§ Exercise instructions: Below are some entries. Copy each line that holds the string "approvati".

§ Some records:
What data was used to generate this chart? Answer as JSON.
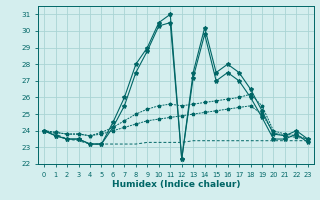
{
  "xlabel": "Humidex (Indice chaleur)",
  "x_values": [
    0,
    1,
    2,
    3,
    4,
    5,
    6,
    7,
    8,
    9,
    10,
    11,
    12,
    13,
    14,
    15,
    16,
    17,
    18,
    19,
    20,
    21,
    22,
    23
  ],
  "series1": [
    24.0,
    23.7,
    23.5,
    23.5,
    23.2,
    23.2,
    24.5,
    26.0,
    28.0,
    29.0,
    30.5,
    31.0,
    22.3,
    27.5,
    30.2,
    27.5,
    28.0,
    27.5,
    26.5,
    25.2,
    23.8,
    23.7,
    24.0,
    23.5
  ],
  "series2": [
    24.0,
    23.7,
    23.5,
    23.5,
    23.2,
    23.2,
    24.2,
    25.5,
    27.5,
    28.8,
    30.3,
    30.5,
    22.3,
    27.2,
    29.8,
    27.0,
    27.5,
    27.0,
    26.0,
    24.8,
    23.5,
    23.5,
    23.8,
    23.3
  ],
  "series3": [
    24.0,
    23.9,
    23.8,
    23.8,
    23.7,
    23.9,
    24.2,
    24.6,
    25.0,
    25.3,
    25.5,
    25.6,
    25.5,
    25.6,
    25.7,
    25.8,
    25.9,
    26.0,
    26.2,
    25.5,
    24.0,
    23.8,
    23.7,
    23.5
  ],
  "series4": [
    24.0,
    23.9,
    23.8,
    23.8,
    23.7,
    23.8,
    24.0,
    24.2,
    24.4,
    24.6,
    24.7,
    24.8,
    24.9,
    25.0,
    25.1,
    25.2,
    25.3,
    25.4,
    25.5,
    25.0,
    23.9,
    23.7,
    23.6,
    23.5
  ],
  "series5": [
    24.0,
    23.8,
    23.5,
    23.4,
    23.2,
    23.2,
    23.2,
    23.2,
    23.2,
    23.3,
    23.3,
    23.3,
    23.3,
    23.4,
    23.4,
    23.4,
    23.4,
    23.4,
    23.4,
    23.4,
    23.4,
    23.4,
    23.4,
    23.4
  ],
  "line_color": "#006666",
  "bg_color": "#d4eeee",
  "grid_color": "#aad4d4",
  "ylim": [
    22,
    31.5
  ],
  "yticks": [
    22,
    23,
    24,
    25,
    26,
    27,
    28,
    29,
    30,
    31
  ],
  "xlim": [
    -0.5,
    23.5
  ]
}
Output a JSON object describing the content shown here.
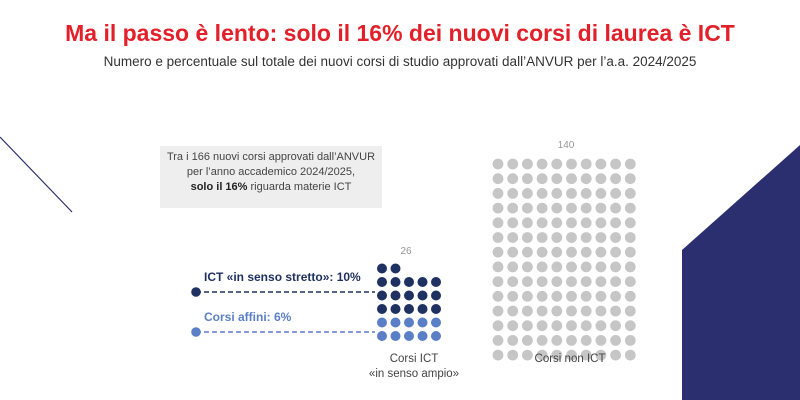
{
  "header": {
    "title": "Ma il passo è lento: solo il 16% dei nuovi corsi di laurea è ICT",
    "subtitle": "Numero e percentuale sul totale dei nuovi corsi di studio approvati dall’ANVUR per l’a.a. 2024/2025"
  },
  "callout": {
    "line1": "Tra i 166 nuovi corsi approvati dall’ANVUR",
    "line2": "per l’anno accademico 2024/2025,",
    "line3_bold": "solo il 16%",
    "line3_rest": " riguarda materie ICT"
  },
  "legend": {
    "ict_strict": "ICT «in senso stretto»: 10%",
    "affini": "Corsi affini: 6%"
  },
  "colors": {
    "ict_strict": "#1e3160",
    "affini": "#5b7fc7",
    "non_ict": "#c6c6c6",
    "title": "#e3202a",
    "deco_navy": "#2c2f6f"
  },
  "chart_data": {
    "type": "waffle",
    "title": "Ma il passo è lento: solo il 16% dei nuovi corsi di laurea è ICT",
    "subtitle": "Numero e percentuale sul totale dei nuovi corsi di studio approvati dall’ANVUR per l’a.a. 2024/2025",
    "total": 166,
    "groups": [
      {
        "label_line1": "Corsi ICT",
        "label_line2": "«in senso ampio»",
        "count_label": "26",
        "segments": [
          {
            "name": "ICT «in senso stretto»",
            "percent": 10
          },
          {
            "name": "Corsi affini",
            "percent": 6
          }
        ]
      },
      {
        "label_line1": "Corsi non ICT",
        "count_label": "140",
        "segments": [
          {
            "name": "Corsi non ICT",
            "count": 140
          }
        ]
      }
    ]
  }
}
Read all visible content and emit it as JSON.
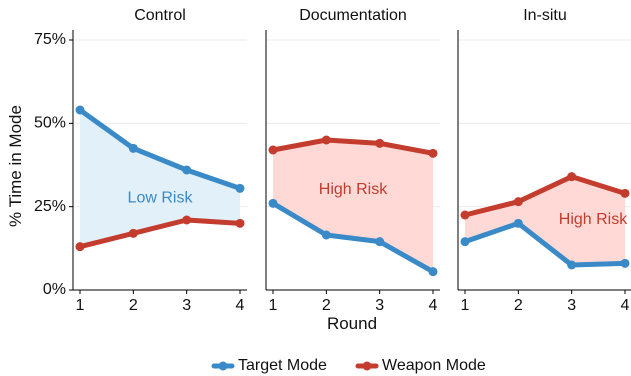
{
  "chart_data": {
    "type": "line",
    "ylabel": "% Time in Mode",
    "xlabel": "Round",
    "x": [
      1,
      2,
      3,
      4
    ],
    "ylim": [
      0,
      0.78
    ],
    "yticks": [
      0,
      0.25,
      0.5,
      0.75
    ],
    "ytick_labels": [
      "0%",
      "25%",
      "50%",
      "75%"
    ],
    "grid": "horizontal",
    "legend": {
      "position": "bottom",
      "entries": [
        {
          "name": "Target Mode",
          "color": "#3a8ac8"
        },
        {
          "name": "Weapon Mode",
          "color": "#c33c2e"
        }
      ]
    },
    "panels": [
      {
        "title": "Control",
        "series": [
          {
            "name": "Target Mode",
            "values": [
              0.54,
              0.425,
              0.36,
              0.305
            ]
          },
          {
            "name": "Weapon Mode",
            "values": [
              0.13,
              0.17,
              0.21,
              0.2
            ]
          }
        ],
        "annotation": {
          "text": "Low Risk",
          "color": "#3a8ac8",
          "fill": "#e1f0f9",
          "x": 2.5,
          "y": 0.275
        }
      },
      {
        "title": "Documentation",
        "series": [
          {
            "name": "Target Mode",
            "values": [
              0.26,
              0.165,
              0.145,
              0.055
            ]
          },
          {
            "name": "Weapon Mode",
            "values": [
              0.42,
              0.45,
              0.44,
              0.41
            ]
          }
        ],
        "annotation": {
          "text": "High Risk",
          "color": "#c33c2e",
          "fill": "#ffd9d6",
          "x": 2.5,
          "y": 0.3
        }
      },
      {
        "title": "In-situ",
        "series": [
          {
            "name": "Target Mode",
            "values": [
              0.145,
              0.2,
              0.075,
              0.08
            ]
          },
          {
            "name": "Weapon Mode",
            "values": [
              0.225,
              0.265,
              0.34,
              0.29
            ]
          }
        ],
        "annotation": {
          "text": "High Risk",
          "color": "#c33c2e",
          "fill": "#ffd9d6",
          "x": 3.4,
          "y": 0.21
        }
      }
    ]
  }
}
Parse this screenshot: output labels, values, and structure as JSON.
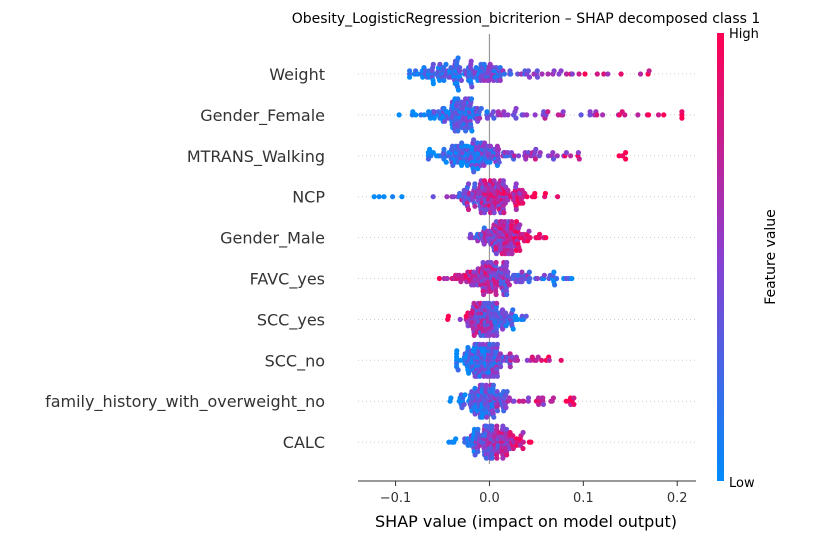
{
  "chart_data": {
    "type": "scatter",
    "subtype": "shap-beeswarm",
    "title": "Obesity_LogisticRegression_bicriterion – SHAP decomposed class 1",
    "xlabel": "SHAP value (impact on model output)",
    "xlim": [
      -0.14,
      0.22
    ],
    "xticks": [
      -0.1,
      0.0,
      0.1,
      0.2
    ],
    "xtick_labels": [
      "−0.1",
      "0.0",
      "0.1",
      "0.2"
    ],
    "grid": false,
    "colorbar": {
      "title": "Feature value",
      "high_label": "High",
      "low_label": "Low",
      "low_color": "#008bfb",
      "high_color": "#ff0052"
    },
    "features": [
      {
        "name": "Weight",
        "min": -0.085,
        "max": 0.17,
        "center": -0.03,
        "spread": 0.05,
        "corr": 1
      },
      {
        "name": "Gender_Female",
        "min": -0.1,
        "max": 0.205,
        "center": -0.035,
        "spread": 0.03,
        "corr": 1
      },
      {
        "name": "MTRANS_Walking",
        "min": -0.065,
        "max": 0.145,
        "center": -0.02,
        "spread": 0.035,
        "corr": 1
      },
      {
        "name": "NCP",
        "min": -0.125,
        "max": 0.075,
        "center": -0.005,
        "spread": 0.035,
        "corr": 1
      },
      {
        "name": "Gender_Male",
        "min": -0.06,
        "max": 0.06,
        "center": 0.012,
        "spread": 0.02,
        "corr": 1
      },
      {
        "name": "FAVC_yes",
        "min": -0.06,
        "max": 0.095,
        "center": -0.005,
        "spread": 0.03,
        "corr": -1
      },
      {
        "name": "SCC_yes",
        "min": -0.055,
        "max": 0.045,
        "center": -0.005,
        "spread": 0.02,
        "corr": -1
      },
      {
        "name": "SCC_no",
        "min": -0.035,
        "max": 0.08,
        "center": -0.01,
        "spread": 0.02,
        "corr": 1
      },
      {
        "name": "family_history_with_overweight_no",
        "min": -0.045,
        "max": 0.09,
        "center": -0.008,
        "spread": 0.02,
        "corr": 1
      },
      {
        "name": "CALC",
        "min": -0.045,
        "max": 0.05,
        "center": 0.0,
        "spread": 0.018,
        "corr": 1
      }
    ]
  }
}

§ Response below:
    "subtitle": "Numero e percentuale sul totale dei nuovi corsi di studio approvati dall’ANVUR per l’a.a. 2024/2025"
    "line1": "Tra i 166 nuovi corsi approvati dall’ANVUR",
    "subtitle": "Numero e percentuale sul totale dei nuovi corsi di studio approvati dall’ANVUR per l’a.a. 2024/2025",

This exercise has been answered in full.